begin

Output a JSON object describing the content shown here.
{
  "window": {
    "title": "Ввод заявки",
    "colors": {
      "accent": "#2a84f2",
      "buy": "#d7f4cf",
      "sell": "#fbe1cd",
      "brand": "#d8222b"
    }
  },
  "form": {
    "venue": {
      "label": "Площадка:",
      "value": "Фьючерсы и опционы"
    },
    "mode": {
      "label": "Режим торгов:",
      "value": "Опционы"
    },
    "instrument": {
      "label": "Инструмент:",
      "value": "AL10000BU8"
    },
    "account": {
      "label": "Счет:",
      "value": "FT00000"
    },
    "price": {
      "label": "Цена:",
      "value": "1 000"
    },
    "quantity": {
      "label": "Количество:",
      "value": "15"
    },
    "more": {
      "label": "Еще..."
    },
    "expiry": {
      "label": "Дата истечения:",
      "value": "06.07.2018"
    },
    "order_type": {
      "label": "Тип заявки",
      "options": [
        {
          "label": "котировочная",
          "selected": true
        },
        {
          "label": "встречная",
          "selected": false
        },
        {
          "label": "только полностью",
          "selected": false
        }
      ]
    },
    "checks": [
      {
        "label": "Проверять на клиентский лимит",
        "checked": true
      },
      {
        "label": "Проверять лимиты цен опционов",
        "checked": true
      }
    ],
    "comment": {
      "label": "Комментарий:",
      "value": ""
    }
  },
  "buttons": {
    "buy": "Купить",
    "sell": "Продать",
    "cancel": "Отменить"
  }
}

end

#### Task to carry out
Which lines of the material contain the string "Проверять"? List each of them.

#### Exercise output
        "label": "Проверять на клиентский лимит",
        "label": "Проверять лимиты цен опционов",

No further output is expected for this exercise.